• [Description of the task]:
State the number of lines where "forward" appears. Add nothing else.

## START Entries

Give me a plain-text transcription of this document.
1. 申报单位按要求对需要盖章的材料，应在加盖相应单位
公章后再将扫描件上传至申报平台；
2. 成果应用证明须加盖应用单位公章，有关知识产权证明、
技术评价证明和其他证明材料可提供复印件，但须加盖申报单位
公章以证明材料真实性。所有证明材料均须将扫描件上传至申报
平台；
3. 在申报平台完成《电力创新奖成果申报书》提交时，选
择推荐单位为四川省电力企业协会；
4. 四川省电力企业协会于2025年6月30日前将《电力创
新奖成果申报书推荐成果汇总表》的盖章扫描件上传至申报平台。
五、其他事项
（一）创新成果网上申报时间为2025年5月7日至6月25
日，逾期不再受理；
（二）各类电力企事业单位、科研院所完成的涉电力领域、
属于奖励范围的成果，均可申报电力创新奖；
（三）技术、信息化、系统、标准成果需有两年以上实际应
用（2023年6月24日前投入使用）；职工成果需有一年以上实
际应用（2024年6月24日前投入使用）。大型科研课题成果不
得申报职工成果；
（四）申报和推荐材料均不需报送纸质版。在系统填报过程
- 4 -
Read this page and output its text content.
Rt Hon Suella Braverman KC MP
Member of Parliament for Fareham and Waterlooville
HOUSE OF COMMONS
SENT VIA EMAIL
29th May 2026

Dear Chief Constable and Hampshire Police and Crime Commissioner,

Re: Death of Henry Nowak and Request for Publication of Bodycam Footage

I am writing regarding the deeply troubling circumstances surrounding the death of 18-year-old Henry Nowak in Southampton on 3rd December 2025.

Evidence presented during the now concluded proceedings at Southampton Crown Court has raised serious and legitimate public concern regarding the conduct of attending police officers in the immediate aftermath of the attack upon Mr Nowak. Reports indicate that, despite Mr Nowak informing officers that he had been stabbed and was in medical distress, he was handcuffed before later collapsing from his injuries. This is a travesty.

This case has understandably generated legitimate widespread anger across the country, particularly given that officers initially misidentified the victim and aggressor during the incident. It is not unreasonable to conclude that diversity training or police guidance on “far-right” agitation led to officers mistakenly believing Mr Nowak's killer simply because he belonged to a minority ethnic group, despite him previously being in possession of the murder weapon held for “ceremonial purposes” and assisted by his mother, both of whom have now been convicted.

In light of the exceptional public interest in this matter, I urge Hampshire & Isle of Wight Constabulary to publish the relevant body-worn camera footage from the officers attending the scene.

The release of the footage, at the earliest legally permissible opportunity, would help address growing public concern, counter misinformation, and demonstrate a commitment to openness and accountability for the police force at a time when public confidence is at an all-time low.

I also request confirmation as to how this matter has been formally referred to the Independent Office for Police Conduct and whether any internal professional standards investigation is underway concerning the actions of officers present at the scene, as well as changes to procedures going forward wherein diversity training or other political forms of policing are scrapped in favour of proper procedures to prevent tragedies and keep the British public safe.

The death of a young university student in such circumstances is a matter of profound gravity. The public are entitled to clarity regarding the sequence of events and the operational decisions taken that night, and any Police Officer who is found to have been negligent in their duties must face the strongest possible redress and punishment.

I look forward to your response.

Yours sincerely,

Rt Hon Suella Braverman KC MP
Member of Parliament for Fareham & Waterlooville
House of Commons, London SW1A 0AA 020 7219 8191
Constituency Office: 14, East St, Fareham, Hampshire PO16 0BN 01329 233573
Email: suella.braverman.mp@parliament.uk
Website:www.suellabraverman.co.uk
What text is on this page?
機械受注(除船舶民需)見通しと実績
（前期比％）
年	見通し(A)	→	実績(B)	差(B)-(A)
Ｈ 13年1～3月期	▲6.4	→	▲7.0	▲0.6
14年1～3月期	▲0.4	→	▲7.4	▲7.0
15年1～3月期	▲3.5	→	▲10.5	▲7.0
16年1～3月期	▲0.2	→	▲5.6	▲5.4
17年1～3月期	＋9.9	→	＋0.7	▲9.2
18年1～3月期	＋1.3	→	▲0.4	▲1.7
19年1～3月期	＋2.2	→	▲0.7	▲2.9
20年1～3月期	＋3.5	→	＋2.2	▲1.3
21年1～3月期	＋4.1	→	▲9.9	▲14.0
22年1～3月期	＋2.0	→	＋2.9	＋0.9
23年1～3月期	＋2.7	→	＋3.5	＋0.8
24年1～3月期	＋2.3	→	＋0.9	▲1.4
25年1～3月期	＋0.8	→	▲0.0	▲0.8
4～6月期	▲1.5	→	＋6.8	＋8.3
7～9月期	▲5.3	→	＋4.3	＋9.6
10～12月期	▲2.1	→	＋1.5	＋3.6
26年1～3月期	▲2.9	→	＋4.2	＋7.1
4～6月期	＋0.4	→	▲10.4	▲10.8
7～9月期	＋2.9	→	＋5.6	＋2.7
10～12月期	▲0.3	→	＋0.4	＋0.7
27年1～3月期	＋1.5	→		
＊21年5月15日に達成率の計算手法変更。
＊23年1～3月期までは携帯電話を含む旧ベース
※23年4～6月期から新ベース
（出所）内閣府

## END Entries

• [Worked answer]:
2